Written request = Write out each record again exactly as it stands.

# START OF Records

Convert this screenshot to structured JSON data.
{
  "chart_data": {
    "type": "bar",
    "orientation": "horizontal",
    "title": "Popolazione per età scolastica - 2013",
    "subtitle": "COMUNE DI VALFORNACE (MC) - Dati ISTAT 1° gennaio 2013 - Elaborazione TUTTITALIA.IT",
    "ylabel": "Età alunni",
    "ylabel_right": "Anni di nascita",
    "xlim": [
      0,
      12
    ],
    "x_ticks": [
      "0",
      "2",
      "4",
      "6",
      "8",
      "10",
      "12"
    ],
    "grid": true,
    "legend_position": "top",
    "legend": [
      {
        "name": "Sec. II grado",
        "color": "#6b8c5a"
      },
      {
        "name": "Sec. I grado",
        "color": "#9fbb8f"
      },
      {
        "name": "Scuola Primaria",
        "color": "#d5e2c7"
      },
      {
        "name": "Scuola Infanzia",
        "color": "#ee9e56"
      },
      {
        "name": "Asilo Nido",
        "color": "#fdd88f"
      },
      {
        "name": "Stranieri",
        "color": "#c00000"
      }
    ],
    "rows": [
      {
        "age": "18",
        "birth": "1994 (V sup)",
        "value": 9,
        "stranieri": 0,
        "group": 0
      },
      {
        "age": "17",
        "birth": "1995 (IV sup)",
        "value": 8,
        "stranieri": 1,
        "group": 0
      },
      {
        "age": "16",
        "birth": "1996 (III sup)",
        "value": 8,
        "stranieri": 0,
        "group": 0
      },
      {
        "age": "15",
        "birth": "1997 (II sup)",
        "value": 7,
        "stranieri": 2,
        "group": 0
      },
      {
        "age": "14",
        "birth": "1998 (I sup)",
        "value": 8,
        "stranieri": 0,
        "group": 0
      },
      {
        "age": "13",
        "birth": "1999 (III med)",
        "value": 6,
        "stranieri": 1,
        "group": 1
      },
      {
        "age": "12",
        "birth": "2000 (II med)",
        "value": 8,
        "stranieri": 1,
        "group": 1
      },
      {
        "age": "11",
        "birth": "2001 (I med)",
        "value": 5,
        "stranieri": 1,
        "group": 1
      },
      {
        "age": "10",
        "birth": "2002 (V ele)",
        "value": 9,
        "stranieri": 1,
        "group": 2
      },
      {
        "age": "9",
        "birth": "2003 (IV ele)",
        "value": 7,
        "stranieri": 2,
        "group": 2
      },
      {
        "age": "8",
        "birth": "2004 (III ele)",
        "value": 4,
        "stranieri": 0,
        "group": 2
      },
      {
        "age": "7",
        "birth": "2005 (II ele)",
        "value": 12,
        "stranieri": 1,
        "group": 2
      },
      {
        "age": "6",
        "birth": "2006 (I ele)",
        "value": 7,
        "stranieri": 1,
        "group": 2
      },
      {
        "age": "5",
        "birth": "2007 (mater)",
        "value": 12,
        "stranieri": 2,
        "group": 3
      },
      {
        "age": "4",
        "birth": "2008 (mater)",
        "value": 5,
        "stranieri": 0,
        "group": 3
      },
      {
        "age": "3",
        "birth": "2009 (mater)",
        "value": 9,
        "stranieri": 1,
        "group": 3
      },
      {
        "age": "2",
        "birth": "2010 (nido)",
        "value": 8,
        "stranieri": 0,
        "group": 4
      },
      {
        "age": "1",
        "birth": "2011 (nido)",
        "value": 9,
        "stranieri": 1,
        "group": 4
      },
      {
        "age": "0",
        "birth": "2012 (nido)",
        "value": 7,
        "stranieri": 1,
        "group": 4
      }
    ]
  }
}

# END OF Records

Solved exercise =
Convert this screenshot to structured JSON data.
{
  "chart_data": {
    "type": "bar",
    "orientation": "horizontal",
    "title": "Popolazione per età scolastica - 2013",
    "subtitle": "COMUNE DI VALFORNACE (MC) - Dati ISTAT 1° gennaio 2013 - Elaborazione TUTTITALIA.IT",
    "ylabel": "Età alunni",
    "ylabel_right": "Anni di nascita",
    "xlim": [
      0,
      12
    ],
    "x_ticks": [
      "0",
      "2",
      "4",
      "6",
      "8",
      "10",
      "12"
    ],
    "grid": true,
    "legend_position": "top",
    "legend": [
      {
        "name": "Sec. II grado",
        "color": "#6b8c5a"
      },
      {
        "name": "Sec. I grado",
        "color": "#9fbb8f"
      },
      {
        "name": "Scuola Primaria",
        "color": "#d5e2c7"
      },
      {
        "name": "Scuola Infanzia",
        "color": "#ee9e56"
      },
      {
        "name": "Asilo Nido",
        "color": "#fdd88f"
      },
      {
        "name": "Stranieri",
        "color": "#c00000"
      }
    ],
    "rows": [
      {
        "age": "18",
        "birth": "1994 (V sup)",
        "value": 9,
        "stranieri": 0,
        "group": 0
      },
      {
        "age": "17",
        "birth": "1995 (IV sup)",
        "value": 8,
        "stranieri": 1,
        "group": 0
      },
      {
        "age": "16",
        "birth": "1996 (III sup)",
        "value": 8,
        "stranieri": 0,
        "group": 0
      },
      {
        "age": "15",
        "birth": "1997 (II sup)",
        "value": 7,
        "stranieri": 2,
        "group": 0
      },
      {
        "age": "14",
        "birth": "1998 (I sup)",
        "value": 8,
        "stranieri": 0,
        "group": 0
      },
      {
        "age": "13",
        "birth": "1999 (III med)",
        "value": 6,
        "stranieri": 1,
        "group": 1
      },
      {
        "age": "12",
        "birth": "2000 (II med)",
        "value": 8,
        "stranieri": 1,
        "group": 1
      },
      {
        "age": "11",
        "birth": "2001 (I med)",
        "value": 5,
        "stranieri": 1,
        "group": 1
      },
      {
        "age": "10",
        "birth": "2002 (V ele)",
        "value": 9,
        "stranieri": 1,
        "group": 2
      },
      {
        "age": "9",
        "birth": "2003 (IV ele)",
        "value": 7,
        "stranieri": 2,
        "group": 2
      },
      {
        "age": "8",
        "birth": "2004 (III ele)",
        "value": 4,
        "stranieri": 0,
        "group": 2
      },
      {
        "age": "7",
        "birth": "2005 (II ele)",
        "value": 12,
        "stranieri": 1,
        "group": 2
      },
      {
        "age": "6",
        "birth": "2006 (I ele)",
        "value": 7,
        "stranieri": 1,
        "group": 2
      },
      {
        "age": "5",
        "birth": "2007 (mater)",
        "value": 12,
        "stranieri": 2,
        "group": 3
      },
      {
        "age": "4",
        "birth": "2008 (mater)",
        "value": 5,
        "stranieri": 0,
        "group": 3
      },
      {
        "age": "3",
        "birth": "2009 (mater)",
        "value": 9,
        "stranieri": 1,
        "group": 3
      },
      {
        "age": "2",
        "birth": "2010 (nido)",
        "value": 8,
        "stranieri": 0,
        "group": 4
      },
      {
        "age": "1",
        "birth": "2011 (nido)",
        "value": 9,
        "stranieri": 1,
        "group": 4
      },
      {
        "age": "0",
        "birth": "2012 (nido)",
        "value": 7,
        "stranieri": 1,
        "group": 4
      }
    ]
  }
}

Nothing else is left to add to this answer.